• **Excerpted text**
== == ==
The billionaire brothers behind the British petrol retailing powerhouse EG Group have launched a daring takeover bid for Caffe Nero hours before the ailing coffee shop chain seeks approval from landlords to slash its rent bill.
Sky News has learnt that Mohsin and Zuber Issa, who have turned Lancashire-based EG into one of the UK’s biggest private companies, wrote to Caffe Nero over the weekend to propose buying the chain from its founder and controlling shareholder, Gerry Ford.
Under the EG proposal, Caffe Nero’s landlords would be paid in full for the rent arrears owed to them as a result of the COVID-19 crisis.
People close to the situation said that represented a significant improvement for the chain’s store-owners over the company voluntary arrangement (CVA) proposal on which they are scheduled to vote later on Monday.
It was unclear whether Caffe Nero had responded to the EG offer yet, or what the precise terms of the offer were.
EG’s bid could force the coffee shop chain to postpone the CVA vote, insiders said.
The bid underlines the Issas’ growing reputation as buccaneering entrepreneurs whose relentless pursuit of growth has seen them create a group employing more than 44,000 people across 6000 sites in Europe, the US and Australia.
In September, the brothers and their private equity backers, TDR Capital, secured an agreement with Walmart to buy Asda for £6.8bn.
== == ==
• **Stored data**
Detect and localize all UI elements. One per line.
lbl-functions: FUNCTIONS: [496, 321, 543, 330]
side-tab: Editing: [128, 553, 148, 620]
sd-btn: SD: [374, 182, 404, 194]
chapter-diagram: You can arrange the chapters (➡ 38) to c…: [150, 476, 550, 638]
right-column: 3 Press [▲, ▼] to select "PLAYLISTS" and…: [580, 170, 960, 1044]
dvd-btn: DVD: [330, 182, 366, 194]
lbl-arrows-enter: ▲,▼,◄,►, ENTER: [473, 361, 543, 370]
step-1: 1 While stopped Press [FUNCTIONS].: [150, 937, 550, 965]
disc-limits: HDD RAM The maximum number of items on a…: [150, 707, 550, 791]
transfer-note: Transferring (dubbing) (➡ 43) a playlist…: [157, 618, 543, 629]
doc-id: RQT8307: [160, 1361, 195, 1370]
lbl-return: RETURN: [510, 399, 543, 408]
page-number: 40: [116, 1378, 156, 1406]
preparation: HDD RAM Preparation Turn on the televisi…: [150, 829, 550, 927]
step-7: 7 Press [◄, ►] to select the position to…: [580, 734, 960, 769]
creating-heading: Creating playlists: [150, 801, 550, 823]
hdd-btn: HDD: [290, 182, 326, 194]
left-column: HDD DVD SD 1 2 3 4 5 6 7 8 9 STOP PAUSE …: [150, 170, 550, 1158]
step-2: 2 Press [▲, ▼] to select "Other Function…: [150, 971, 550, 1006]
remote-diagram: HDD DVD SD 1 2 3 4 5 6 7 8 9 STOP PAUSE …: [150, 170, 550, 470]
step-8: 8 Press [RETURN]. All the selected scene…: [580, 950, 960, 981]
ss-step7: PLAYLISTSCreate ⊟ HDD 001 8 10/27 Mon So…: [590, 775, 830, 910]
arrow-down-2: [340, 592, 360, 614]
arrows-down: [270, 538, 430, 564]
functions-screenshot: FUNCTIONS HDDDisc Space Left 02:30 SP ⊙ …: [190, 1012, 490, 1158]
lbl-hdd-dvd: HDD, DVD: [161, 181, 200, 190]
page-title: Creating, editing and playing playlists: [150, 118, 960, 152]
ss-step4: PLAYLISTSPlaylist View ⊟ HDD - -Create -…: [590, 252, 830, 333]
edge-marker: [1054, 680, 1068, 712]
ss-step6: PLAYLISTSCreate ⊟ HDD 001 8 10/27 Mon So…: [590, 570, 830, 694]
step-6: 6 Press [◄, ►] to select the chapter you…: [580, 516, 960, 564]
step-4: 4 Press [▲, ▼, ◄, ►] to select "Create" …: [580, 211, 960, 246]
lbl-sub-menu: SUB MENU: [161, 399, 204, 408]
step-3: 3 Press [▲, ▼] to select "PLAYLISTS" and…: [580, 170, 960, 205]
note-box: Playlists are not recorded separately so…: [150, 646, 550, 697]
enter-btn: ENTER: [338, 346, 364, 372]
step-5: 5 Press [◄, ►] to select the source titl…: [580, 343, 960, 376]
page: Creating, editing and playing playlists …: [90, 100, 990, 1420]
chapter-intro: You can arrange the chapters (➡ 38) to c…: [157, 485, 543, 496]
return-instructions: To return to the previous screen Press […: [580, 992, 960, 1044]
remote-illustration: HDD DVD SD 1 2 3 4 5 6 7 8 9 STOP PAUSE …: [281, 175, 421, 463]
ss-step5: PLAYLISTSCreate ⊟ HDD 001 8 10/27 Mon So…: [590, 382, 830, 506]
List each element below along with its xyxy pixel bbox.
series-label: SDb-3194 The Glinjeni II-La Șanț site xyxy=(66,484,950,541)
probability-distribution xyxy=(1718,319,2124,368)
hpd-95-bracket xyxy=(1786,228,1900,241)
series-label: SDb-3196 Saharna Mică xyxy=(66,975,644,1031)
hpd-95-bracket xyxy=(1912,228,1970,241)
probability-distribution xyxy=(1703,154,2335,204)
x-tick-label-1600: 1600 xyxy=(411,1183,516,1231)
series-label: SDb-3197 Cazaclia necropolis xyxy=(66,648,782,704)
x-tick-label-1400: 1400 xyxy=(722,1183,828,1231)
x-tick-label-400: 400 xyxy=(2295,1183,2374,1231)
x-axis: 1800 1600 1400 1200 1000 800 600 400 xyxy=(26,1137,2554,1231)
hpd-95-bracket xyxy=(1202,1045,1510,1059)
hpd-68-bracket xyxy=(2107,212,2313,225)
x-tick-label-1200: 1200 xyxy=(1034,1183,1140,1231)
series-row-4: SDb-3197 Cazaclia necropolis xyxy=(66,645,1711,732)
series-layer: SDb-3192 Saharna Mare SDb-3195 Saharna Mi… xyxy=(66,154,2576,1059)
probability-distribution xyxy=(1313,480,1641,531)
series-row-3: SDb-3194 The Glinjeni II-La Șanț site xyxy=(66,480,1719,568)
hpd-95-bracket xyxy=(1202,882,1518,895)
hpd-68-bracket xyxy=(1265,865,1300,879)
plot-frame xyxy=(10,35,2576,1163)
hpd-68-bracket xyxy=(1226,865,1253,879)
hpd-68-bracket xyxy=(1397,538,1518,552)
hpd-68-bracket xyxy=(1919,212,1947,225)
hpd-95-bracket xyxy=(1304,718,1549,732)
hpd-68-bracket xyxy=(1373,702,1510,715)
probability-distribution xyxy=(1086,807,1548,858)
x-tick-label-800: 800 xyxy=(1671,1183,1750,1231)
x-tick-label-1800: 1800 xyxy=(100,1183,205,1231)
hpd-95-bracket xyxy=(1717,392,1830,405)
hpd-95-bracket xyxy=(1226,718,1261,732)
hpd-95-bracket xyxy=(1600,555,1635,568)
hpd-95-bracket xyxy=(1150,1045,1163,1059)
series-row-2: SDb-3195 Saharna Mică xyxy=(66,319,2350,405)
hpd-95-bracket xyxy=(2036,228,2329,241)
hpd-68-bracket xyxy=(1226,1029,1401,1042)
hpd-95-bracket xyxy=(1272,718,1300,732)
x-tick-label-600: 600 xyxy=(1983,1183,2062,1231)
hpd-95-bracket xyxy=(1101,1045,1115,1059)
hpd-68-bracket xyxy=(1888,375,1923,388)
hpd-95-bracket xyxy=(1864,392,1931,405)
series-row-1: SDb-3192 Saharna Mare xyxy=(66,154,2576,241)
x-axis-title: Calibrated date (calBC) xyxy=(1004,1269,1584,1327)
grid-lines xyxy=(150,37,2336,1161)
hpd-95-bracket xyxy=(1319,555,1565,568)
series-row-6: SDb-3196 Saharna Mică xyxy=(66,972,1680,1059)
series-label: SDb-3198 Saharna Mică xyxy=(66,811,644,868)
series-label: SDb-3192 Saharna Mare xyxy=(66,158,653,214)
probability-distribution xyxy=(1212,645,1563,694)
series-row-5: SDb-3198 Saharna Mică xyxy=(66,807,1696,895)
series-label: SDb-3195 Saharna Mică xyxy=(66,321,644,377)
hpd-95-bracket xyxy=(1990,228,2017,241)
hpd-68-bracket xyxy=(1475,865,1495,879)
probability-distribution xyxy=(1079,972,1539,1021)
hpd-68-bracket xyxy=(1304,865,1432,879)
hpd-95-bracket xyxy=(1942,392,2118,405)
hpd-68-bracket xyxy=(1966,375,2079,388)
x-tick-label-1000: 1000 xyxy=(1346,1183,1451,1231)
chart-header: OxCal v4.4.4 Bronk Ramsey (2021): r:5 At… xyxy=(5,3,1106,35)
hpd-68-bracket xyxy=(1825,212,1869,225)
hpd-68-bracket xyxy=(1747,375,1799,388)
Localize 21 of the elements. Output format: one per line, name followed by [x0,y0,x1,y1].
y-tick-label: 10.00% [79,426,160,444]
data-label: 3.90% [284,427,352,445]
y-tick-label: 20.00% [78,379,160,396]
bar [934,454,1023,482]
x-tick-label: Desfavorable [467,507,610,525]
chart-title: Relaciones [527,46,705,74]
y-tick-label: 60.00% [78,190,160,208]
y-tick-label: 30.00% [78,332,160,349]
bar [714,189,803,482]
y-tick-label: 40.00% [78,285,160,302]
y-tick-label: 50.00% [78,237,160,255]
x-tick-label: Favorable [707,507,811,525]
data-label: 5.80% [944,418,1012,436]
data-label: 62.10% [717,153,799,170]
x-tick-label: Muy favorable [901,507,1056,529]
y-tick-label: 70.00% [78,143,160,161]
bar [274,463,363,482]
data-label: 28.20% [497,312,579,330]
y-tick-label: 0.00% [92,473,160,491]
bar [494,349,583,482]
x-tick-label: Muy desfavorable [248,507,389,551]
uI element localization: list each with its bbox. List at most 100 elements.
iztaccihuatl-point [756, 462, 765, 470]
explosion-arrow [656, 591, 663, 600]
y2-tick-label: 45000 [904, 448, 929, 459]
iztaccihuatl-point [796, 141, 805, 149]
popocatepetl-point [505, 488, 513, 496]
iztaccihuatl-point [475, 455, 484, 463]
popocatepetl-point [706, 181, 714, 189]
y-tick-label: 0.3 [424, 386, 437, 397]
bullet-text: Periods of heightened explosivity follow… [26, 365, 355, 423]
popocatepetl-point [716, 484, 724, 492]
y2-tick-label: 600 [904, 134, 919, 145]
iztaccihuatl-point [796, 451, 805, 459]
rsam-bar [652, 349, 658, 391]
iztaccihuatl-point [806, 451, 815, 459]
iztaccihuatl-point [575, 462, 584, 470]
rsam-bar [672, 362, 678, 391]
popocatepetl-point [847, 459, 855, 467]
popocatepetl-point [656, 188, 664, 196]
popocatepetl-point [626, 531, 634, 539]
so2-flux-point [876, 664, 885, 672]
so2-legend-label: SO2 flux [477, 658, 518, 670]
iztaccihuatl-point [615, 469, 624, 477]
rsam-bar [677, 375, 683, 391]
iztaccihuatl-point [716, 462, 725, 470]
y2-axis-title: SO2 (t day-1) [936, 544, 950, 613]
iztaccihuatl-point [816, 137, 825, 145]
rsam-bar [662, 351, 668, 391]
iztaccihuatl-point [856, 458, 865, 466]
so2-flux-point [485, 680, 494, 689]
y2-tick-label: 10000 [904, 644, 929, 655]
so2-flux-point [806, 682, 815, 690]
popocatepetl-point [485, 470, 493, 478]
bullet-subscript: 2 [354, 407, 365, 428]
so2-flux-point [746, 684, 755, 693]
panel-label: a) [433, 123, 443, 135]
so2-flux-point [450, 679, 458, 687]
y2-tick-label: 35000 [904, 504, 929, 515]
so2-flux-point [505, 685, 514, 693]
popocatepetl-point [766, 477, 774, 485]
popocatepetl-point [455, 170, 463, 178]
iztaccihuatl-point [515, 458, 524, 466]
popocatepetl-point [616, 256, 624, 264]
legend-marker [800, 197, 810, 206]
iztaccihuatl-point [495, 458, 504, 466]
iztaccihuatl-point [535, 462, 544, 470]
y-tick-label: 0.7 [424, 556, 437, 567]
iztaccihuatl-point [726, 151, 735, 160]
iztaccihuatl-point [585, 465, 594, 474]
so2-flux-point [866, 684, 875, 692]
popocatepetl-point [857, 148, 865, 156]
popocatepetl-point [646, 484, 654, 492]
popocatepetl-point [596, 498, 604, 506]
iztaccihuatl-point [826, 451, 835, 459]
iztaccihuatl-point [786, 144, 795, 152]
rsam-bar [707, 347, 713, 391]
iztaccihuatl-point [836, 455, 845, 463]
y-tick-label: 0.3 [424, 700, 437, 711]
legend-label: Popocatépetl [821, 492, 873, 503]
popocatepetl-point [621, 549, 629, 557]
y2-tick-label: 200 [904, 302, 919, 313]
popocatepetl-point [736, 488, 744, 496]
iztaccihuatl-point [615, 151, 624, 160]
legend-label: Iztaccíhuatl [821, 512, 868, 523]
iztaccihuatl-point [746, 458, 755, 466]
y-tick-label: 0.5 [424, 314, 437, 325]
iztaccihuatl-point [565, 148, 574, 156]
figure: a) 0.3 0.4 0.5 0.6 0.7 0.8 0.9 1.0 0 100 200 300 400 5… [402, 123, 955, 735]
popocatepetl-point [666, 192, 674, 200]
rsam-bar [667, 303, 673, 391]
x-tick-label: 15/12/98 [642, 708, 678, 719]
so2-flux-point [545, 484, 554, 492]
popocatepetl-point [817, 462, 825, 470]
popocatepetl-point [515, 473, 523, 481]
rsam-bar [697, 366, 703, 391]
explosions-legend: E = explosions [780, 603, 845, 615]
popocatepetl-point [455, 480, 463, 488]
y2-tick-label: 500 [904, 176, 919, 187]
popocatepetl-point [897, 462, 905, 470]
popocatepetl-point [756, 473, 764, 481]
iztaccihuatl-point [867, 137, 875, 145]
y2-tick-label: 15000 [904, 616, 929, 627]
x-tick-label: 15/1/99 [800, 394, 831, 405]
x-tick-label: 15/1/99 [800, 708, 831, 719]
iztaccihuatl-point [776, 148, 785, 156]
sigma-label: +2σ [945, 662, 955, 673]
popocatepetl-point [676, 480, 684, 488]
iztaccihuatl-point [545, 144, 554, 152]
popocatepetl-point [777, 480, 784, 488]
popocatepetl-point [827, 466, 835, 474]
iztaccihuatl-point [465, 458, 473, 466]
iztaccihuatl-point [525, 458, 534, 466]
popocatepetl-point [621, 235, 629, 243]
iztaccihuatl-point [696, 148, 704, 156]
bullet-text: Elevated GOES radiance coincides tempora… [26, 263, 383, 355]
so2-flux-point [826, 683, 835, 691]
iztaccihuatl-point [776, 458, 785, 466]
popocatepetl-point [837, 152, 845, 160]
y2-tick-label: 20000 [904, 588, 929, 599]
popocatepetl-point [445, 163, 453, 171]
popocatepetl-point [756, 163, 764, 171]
== == ==
• **What to produce**
Copy out the article on the EG Group bid for Caffe Nero word for word, from beginning to end.

• **Answer to this task**
The billionaire brothers behind the British petrol retailing powerhouse EG Group have launched a daring takeover bid for Caffe Nero hours before the ailing coffee shop chain seeks approval from landlords to slash its rent bill.
Sky News has learnt that Mohsin and Zuber Issa, who have turned Lancashire-based EG into one of the UK’s biggest private companies, wrote to Caffe Nero over the weekend to propose buying the chain from its founder and controlling shareholder, Gerry Ford.
Under the EG proposal, Caffe Nero’s landlords would be paid in full for the rent arrears owed to them as a result of the COVID-19 crisis.
People close to the situation said that represented a significant improvement for the chain’s store-owners over the company voluntary arrangement (CVA) proposal on which they are scheduled to vote later on Monday.
It was unclear whether Caffe Nero had responded to the EG offer yet, or what the precise terms of the offer were.
EG’s bid could force the coffee shop chain to postpone the CVA vote, insiders said.
The bid underlines the Issas’ growing reputation as buccaneering entrepreneurs whose relentless pursuit of growth has seen them create a group employing more than 44,000 people across 6000 sites in Europe, the US and Australia.
In September, the brothers and their private equity backers, TDR Capital, secured an agreement with Walmart to buy Asda for £6.8bn.